### DATA SUPPLIED
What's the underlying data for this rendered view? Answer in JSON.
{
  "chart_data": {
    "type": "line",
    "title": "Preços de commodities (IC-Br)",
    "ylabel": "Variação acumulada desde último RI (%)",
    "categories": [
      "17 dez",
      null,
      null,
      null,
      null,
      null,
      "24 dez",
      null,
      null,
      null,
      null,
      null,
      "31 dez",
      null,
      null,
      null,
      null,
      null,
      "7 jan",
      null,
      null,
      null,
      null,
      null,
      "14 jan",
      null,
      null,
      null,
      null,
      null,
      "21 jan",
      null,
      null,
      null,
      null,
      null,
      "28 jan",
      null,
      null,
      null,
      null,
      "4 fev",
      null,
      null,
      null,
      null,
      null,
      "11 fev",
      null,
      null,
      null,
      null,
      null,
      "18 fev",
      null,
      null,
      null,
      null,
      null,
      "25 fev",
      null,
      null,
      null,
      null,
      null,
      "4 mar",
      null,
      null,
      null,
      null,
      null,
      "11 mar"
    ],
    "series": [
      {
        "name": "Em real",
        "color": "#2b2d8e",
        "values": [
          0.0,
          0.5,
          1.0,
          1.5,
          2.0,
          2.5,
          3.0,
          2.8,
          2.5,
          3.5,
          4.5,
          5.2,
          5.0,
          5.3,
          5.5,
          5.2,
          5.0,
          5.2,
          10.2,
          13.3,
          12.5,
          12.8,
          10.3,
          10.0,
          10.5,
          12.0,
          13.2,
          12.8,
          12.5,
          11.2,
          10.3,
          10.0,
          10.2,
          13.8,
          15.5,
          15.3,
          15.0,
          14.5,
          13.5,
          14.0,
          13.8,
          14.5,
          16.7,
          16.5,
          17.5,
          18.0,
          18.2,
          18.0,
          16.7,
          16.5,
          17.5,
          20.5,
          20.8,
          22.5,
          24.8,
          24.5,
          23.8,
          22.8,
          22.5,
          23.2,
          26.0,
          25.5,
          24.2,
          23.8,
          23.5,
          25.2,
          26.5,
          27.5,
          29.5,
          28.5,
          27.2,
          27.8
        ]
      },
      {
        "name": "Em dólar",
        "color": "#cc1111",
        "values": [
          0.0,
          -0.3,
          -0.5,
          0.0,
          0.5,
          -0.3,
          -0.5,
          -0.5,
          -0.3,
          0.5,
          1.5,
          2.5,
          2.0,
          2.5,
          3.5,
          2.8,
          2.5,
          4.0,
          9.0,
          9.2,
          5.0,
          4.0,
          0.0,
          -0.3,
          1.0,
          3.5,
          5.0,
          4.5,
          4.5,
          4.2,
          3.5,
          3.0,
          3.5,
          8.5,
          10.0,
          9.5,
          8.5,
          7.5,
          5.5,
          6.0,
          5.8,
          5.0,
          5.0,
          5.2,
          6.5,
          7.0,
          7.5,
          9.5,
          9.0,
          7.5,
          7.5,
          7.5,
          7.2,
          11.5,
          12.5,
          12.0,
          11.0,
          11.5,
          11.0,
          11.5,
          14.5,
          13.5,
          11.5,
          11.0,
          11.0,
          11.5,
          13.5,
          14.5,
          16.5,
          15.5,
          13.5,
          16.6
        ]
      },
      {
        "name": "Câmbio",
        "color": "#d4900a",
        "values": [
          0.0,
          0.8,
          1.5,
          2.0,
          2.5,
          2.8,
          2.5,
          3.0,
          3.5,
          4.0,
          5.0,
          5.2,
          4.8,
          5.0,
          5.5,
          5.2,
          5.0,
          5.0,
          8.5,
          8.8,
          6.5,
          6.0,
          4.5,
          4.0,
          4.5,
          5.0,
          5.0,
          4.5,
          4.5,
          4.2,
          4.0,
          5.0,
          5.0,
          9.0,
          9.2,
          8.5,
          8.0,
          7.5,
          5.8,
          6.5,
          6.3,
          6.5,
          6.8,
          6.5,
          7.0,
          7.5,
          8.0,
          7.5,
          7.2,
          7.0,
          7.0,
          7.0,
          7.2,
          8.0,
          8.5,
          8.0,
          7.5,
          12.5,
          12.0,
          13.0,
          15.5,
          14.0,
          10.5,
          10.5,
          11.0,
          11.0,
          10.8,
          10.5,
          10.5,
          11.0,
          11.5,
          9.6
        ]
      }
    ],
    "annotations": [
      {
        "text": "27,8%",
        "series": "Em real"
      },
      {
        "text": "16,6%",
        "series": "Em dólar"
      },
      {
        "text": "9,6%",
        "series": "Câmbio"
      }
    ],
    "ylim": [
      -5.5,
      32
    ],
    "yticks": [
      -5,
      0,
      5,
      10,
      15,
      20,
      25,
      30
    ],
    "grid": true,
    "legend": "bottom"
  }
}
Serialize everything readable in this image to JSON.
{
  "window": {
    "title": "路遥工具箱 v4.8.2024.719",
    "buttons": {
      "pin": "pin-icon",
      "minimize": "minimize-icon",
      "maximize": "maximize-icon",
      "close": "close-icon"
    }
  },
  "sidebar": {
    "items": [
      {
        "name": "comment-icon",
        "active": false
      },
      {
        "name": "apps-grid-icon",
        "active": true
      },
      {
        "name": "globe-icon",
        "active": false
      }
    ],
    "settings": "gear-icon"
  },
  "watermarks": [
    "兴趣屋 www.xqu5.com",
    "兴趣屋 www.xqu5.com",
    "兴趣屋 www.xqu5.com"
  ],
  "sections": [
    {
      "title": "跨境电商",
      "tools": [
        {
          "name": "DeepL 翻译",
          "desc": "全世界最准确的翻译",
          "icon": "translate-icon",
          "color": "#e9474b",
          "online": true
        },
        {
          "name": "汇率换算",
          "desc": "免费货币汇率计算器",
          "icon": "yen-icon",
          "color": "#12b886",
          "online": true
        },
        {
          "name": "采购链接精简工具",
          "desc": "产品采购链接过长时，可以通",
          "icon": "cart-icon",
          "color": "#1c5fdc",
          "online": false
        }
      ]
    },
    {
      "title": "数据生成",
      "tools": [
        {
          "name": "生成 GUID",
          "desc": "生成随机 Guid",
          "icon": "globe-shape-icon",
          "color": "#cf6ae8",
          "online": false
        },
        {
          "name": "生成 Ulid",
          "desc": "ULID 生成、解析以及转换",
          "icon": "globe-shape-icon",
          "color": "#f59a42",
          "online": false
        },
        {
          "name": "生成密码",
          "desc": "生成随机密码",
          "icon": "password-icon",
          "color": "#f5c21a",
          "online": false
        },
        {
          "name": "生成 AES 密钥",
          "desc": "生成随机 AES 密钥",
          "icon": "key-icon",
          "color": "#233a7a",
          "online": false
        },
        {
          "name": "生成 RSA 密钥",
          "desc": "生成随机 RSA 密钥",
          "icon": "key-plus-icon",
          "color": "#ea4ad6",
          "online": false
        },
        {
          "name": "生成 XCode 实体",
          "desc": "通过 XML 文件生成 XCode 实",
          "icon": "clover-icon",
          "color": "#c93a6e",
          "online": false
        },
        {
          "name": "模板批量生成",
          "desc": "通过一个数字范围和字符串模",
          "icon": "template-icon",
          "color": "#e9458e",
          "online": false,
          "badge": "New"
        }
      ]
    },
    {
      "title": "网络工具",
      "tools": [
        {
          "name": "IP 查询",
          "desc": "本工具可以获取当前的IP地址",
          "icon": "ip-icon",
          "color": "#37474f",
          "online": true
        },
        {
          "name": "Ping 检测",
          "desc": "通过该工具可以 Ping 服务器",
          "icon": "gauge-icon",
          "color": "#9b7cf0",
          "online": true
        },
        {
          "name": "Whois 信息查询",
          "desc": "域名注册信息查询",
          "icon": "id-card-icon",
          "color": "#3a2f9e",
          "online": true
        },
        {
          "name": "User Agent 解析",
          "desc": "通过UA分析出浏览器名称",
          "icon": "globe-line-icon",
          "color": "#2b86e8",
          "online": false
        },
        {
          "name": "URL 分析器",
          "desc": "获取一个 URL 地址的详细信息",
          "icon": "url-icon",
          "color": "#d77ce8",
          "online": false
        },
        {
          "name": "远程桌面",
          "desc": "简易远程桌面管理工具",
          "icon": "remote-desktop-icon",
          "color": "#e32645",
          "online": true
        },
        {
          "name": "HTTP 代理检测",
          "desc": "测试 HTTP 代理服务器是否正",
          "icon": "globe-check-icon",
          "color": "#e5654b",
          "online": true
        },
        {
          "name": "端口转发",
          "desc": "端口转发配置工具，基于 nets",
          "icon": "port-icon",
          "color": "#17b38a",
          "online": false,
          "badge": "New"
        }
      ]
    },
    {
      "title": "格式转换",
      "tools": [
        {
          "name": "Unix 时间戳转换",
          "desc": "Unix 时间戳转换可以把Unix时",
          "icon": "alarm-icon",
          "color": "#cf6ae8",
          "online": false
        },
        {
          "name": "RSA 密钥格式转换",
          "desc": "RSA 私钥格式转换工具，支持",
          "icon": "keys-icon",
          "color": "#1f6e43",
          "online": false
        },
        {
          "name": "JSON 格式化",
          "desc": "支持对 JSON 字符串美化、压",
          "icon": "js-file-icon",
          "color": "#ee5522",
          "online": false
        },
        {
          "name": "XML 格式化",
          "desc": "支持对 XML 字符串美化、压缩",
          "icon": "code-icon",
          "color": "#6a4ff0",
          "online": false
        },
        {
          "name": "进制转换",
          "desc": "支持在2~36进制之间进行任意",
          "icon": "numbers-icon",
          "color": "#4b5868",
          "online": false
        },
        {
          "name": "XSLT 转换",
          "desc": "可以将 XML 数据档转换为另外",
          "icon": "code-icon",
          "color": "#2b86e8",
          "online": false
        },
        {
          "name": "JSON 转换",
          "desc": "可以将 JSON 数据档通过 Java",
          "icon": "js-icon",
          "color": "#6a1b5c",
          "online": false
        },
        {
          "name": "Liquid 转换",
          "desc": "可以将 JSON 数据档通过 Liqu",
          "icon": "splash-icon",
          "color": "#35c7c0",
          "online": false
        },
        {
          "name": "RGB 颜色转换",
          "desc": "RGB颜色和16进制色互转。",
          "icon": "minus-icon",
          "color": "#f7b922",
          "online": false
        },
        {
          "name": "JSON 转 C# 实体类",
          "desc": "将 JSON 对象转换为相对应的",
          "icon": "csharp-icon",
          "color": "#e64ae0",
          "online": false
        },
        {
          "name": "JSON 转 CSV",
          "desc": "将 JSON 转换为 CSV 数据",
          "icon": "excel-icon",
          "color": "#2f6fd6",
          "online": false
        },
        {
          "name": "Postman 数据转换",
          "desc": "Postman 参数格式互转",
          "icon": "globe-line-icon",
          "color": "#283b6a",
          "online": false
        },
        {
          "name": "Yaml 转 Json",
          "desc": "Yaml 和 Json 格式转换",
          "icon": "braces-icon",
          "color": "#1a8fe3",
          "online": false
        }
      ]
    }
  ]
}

### GIVEN REQUEST
Each line with the string "数据档通过" in it needs to be found and copied.

### SOLUTION FOR THIS TASK
          "desc": "可以将 JSON 数据档通过 Java",
          "desc": "可以将 JSON 数据档通过 Liqu",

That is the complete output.